◆ **THE TASK**
Search the material for the string "rarement" and copy each line where it occurs.

Saved data entries:
========================================
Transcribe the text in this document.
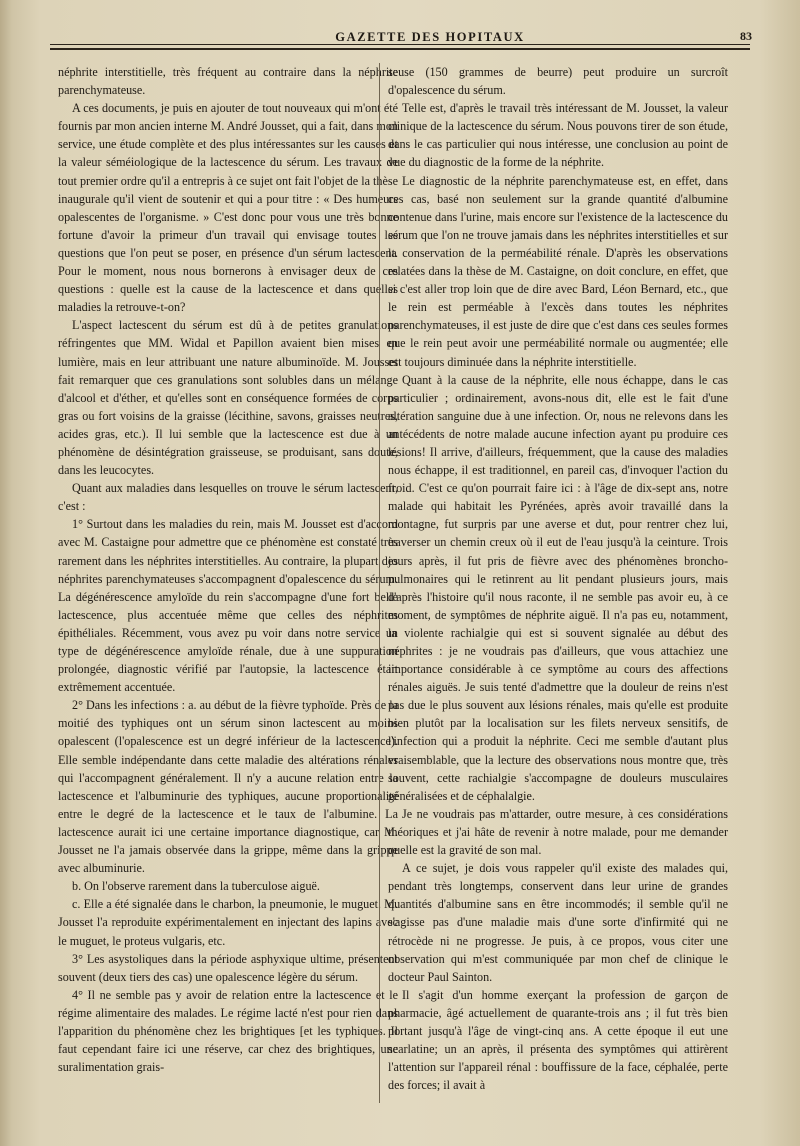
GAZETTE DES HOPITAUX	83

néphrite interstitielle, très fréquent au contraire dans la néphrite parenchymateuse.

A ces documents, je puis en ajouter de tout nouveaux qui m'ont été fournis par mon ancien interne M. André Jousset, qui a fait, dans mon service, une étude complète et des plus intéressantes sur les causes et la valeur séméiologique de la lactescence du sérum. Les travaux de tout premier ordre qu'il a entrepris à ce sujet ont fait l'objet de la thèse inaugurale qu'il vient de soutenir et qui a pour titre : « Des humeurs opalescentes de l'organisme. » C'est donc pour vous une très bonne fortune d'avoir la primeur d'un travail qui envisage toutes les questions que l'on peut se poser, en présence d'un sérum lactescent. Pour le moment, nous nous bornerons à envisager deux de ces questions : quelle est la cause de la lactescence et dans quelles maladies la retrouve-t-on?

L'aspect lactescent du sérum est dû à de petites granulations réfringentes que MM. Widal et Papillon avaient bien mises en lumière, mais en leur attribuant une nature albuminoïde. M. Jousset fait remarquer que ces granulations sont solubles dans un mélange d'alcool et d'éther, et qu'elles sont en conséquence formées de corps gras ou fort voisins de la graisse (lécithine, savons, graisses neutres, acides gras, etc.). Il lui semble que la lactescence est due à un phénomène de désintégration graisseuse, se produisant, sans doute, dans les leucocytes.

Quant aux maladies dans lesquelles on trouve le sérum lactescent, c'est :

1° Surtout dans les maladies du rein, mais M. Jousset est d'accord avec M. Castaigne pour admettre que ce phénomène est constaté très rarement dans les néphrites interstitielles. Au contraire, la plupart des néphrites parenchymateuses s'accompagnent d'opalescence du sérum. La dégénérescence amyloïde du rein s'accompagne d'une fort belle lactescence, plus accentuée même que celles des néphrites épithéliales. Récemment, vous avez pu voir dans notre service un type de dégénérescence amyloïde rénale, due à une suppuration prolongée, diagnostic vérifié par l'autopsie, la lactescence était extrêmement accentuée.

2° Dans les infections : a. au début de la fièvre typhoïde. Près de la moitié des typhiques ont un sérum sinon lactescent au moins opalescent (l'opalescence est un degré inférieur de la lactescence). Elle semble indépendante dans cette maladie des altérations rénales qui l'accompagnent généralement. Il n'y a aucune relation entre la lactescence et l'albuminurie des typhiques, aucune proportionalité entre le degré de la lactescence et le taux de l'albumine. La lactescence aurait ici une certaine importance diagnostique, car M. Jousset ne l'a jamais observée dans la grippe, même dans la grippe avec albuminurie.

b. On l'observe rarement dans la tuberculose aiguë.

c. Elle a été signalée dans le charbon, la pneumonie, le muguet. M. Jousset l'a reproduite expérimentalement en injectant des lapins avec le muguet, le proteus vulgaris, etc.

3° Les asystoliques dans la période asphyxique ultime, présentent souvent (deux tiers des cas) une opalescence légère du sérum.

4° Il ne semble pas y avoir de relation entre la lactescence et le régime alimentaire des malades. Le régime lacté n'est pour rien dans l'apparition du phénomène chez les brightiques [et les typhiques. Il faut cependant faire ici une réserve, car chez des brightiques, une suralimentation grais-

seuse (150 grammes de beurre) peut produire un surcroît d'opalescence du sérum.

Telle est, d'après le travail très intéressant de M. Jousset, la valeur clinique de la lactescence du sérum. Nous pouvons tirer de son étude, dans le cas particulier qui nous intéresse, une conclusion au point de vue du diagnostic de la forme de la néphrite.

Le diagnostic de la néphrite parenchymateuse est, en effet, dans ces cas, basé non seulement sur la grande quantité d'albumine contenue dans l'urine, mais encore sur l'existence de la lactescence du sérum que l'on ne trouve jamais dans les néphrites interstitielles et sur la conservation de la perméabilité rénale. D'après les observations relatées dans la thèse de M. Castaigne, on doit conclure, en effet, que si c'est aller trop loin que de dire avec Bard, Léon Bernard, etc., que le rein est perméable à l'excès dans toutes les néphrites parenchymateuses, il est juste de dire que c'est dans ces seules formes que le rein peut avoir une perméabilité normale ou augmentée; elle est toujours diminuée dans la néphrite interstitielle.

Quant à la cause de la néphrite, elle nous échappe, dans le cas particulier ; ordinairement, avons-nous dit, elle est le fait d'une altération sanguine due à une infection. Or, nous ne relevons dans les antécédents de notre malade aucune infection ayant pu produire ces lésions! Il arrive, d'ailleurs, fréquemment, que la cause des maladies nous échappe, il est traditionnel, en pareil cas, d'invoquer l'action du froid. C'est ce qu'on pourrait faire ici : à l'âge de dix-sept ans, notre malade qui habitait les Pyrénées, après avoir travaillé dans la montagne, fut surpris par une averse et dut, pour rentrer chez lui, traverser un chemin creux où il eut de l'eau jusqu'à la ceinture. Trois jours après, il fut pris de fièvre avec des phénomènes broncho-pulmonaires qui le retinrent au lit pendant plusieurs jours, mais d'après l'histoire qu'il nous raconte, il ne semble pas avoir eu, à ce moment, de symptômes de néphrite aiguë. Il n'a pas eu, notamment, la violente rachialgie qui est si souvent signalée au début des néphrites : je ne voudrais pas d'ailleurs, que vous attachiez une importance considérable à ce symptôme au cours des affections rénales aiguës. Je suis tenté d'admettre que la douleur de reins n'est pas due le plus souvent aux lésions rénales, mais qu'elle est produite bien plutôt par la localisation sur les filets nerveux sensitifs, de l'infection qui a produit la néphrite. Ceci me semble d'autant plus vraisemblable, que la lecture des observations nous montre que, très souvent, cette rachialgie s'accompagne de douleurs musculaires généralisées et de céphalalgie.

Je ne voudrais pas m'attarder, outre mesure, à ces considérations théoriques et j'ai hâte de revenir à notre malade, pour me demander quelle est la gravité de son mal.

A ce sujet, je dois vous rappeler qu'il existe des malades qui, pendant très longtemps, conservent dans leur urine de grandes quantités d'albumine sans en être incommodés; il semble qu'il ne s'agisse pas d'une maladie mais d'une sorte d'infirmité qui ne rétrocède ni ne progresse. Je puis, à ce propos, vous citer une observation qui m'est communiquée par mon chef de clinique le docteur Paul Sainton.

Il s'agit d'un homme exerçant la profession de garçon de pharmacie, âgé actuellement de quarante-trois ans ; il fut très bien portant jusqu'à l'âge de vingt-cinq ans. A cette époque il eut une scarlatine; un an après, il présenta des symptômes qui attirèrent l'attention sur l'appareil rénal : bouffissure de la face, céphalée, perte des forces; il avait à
========================================
◆ **WRITTEN ANSWER**
1° Surtout dans les maladies du rein, mais M. Jousset est d'accord avec M. Castaigne pour admettre que ce phénomène est constaté très rarement dans les néphrites interstitielles. Au contraire, la plupart des néphrites parenchymateuses s'accompagnent d'opalescence du sérum. La dégénérescence amyloïde du rein s'accompagne d'une fort belle lactescence, plus accentuée même que celles des néphrites épithéliales. Récemment, vous avez pu voir dans notre service un type de dégénérescence amyloïde rénale, due à une suppuration prolongée, diagnostic vérifié par l'autopsie, la lactescence était extrêmement accentuée.
b. On l'observe rarement dans la tuberculose aiguë.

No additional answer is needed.